- _EXERCISE DIRECTIONS_: Rewrite every line of the records below as a numbered list. Skip blank lines and leave the pictures out.

──────────────────────────────

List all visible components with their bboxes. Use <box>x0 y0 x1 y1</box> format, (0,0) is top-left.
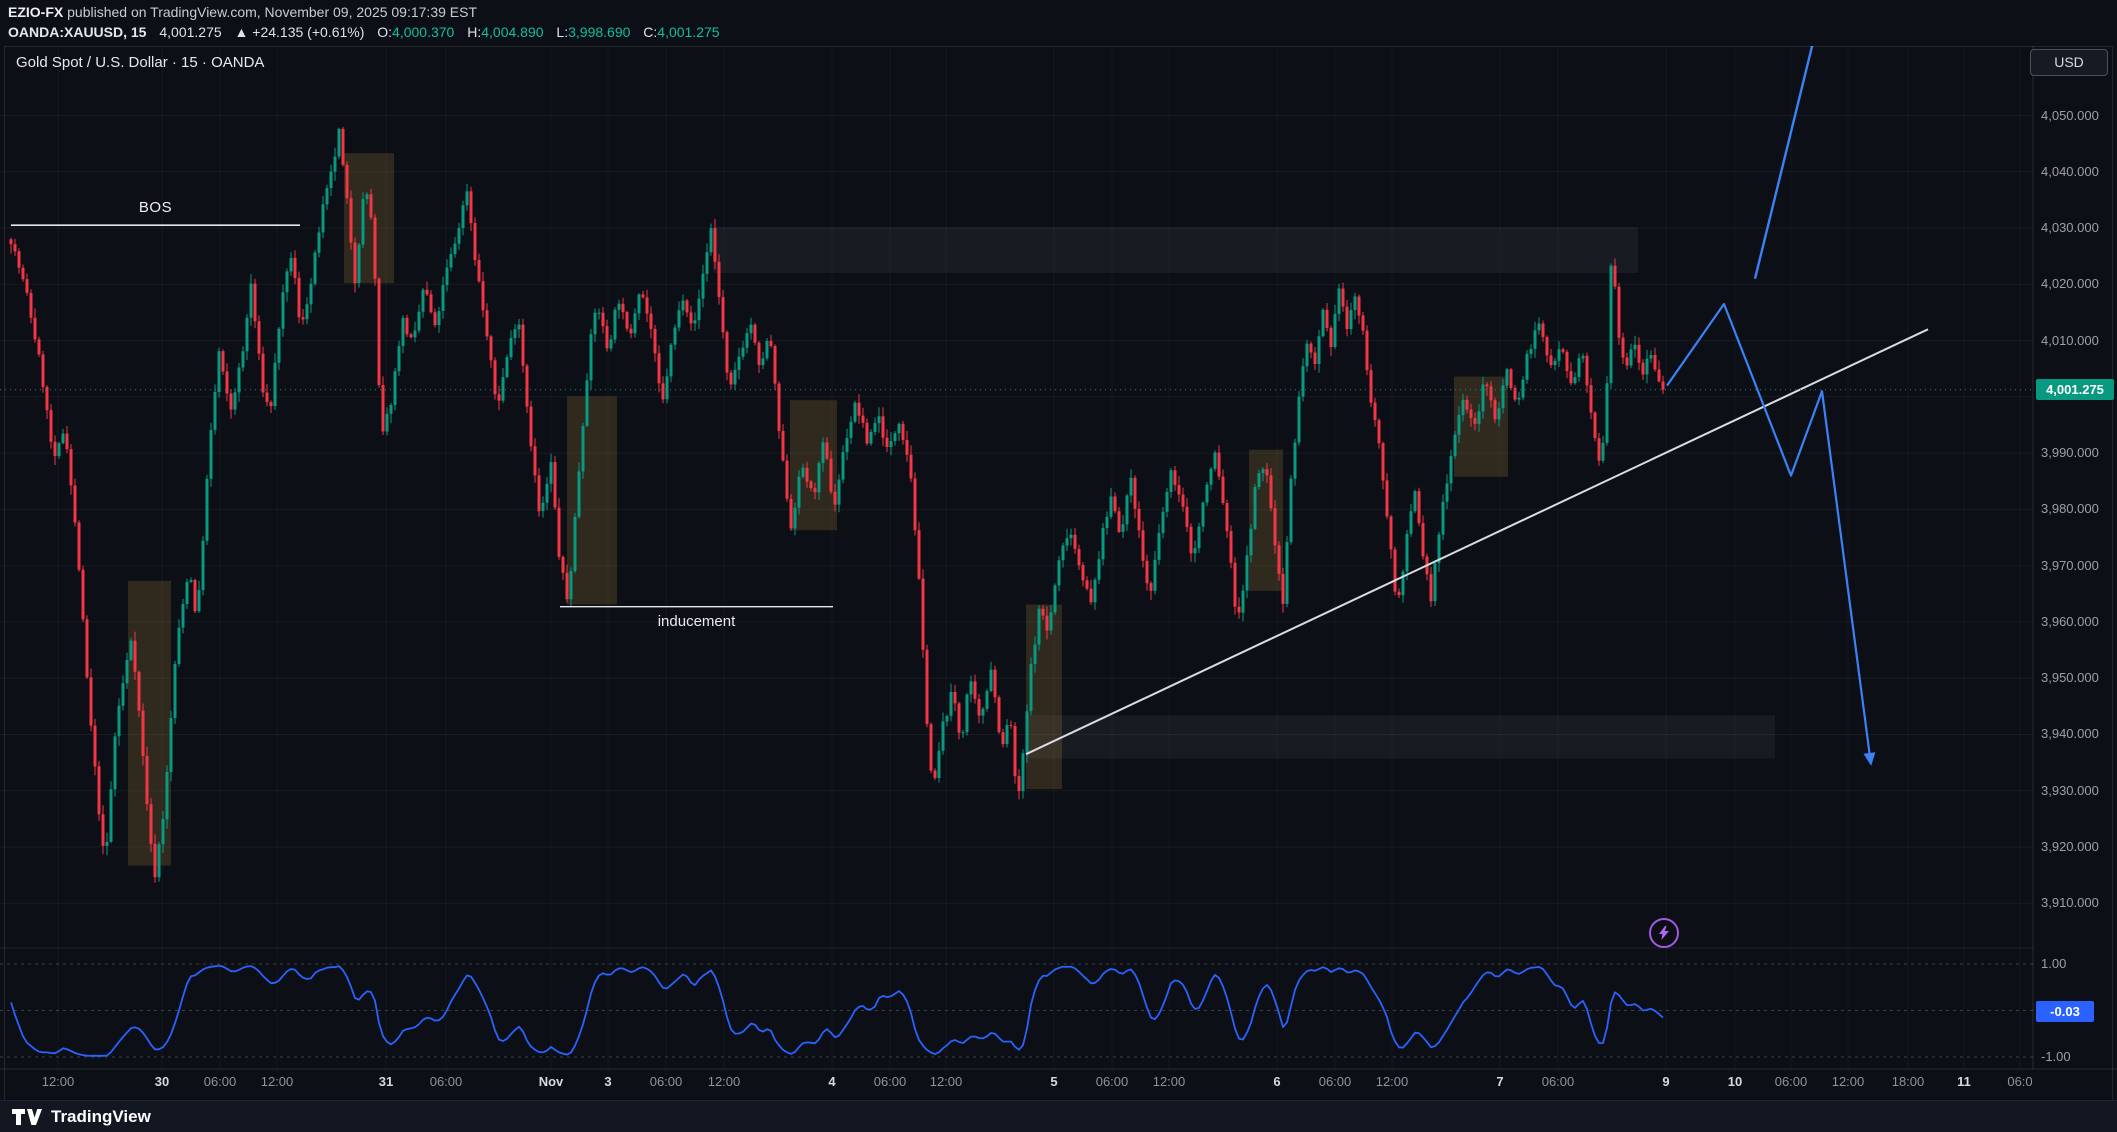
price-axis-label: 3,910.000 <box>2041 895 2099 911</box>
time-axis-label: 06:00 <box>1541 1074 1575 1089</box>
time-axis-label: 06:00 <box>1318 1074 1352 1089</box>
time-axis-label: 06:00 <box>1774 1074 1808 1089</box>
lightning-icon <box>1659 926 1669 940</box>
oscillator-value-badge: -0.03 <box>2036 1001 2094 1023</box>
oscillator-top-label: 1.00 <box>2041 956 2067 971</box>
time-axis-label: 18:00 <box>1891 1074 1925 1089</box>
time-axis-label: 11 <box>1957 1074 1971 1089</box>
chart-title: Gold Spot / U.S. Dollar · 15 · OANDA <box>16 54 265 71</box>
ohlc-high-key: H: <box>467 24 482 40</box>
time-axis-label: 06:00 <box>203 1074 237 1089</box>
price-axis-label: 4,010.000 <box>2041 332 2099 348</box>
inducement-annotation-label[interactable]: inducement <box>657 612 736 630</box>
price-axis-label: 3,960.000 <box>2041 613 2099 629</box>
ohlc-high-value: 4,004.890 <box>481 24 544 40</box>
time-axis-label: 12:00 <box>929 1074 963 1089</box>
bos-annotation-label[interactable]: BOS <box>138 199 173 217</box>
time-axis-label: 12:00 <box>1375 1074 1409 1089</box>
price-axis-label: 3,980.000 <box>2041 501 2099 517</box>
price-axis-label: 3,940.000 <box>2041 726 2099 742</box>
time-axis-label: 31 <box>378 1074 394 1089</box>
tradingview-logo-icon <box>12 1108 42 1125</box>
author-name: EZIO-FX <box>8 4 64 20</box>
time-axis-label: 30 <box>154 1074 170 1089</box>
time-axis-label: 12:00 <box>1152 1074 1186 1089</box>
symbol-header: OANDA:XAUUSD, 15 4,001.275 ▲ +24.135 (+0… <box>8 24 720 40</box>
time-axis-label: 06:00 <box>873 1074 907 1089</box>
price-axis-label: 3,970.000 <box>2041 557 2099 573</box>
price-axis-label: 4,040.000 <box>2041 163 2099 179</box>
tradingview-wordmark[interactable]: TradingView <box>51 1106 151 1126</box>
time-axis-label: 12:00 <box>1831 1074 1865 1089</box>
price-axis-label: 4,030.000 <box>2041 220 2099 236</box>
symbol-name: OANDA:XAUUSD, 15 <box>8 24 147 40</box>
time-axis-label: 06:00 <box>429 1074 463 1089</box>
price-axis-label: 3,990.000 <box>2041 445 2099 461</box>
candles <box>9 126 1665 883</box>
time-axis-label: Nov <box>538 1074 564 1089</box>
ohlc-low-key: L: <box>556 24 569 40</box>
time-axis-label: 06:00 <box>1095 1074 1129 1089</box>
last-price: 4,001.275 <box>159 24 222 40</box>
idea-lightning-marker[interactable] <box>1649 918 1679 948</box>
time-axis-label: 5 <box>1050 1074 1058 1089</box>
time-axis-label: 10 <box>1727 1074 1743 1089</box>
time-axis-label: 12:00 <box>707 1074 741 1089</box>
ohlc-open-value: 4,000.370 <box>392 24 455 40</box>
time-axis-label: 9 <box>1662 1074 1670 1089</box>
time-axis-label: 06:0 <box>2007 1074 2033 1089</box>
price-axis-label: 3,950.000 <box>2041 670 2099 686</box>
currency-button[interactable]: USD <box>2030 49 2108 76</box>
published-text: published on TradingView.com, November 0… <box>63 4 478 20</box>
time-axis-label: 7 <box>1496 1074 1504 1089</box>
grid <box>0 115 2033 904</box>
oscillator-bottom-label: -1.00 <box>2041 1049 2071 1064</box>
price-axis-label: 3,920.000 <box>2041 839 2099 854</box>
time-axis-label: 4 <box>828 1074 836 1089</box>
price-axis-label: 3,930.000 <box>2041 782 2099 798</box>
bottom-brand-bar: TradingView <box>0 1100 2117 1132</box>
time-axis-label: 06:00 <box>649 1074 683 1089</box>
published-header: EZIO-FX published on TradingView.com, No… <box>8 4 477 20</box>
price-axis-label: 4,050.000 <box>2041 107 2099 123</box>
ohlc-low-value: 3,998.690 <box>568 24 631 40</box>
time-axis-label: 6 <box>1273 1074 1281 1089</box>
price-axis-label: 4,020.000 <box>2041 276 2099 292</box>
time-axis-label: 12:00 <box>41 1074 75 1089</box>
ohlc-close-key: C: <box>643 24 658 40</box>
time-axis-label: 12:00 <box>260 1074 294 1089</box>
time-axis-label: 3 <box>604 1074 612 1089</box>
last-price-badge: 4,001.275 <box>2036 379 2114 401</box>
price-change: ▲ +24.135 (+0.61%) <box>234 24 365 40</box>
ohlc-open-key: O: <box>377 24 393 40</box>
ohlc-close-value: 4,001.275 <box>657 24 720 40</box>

──────────────────────────────

- _TASK RESPONSE_:
1. List all visible components with their bboxes. Use <box>x0 y0 x1 y1</box> format, (0,0) is top-left.
2. price-axis-label: 3,910.000 <box>2041 895 2099 911</box>
3. time-axis-label: 06:00 <box>1541 1074 1575 1089</box>
4. time-axis-label: 06:00 <box>1318 1074 1352 1089</box>
5. time-axis-label: 06:00 <box>1774 1074 1808 1089</box>
6. lightning-icon <box>1659 926 1669 940</box>
7. oscillator-value-badge: -0.03 <box>2036 1001 2094 1023</box>
8. oscillator-top-label: 1.00 <box>2041 956 2067 971</box>
9. time-axis-label: 18:00 <box>1891 1074 1925 1089</box>
10. time-axis-label: 11 <box>1957 1074 1971 1089</box>
11. chart-title: Gold Spot / U.S. Dollar · 15 · OANDA <box>16 54 265 71</box>
12. ohlc-high-key: H: <box>467 24 482 40</box>
13. time-axis-label: 06:00 <box>203 1074 237 1089</box>
14. price-axis-label: 4,010.000 <box>2041 332 2099 348</box>
15. inducement-annotation-label[interactable]: inducement <box>657 612 736 630</box>
16. price-axis-label: 3,960.000 <box>2041 613 2099 629</box>
17. ohlc-high-value: 4,004.890 <box>481 24 544 40</box>
18. time-axis-label: 12:00 <box>929 1074 963 1089</box>
19. bos-annotation-label[interactable]: BOS <box>138 199 173 217</box>
20. time-axis-label: 12:00 <box>1375 1074 1409 1089</box>
21. price-axis-label: 3,980.000 <box>2041 501 2099 517</box>
22. price-axis-label: 3,940.000 <box>2041 726 2099 742</box>
23. time-axis-label: 31 <box>378 1074 394 1089</box>
24. tradingview-logo-icon <box>12 1108 42 1125</box>
25. author-name: EZIO-FX <box>8 4 64 20</box>
26. time-axis-label: 30 <box>154 1074 170 1089</box>
27. time-axis-label: 12:00 <box>1152 1074 1186 1089</box>
28. symbol-header: OANDA:XAUUSD, 15 4,001.275 ▲ +24.135 (+0… <box>8 24 720 40</box>
29. time-axis-label: 06:00 <box>873 1074 907 1089</box>
30. price-axis-label: 3,970.000 <box>2041 557 2099 573</box>
31. price-axis-label: 4,040.000 <box>2041 163 2099 179</box>
32. tradingview-wordmark[interactable]: TradingView <box>51 1106 151 1126</box>
33. time-axis-label: 12:00 <box>1831 1074 1865 1089</box>
34. price-axis-label: 4,030.000 <box>2041 220 2099 236</box>
35. symbol-name: OANDA:XAUUSD, 15 <box>8 24 147 40</box>
36. time-axis-label: 06:00 <box>429 1074 463 1089</box>
37. price-axis-label: 3,990.000 <box>2041 445 2099 461</box>
38. candles <box>9 126 1665 883</box>
39. time-axis-label: Nov <box>538 1074 564 1089</box>
40. ohlc-low-key: L: <box>556 24 569 40</box>
41. time-axis-label: 06:00 <box>1095 1074 1129 1089</box>
42. last-price: 4,001.275 <box>159 24 222 40</box>
43. idea-lightning-marker[interactable] <box>1649 918 1679 948</box>
44. time-axis-label: 5 <box>1050 1074 1058 1089</box>
45. time-axis-label: 10 <box>1727 1074 1743 1089</box>
46. time-axis-label: 12:00 <box>707 1074 741 1089</box>
47. ohlc-open-value: 4,000.370 <box>392 24 455 40</box>
48. time-axis-label: 9 <box>1662 1074 1670 1089</box>
49. time-axis-label: 06:0 <box>2007 1074 2033 1089</box>
50. price-axis-label: 3,950.000 <box>2041 670 2099 686</box>
51. currency-button[interactable]: USD <box>2030 49 2108 76</box>
52. published-text: published on TradingView.com, November 0… <box>63 4 478 20</box>
53. time-axis-label: 7 <box>1496 1074 1504 1089</box>
54. grid <box>0 115 2033 904</box>
55. oscillator-bottom-label: -1.00 <box>2041 1049 2071 1064</box>
56. price-axis-label: 3,920.000 <box>2041 839 2099 854</box>
57. time-axis-label: 4 <box>828 1074 836 1089</box>
58. price-axis-label: 3,930.000 <box>2041 782 2099 798</box>
59. bottom-brand-bar: TradingView <box>0 1100 2117 1132</box>
60. time-axis-label: 06:00 <box>649 1074 683 1089</box>
61. published-header: EZIO-FX published on TradingView.com, No… <box>8 4 477 20</box>
62. price-axis-label: 4,050.000 <box>2041 107 2099 123</box>
63. ohlc-low-value: 3,998.690 <box>568 24 631 40</box>
64. time-axis-label: 6 <box>1273 1074 1281 1089</box>
65. price-axis-label: 4,020.000 <box>2041 276 2099 292</box>
66. time-axis-label: 12:00 <box>41 1074 75 1089</box>
67. ohlc-close-key: C: <box>643 24 658 40</box>
68. time-axis-label: 12:00 <box>260 1074 294 1089</box>
69. time-axis-label: 3 <box>604 1074 612 1089</box>
70. last-price-badge: 4,001.275 <box>2036 379 2114 401</box>
71. price-change: ▲ +24.135 (+0.61%) <box>234 24 365 40</box>
72. ohlc-open-key: O: <box>377 24 393 40</box>
73. ohlc-close-value: 4,001.275 <box>657 24 720 40</box>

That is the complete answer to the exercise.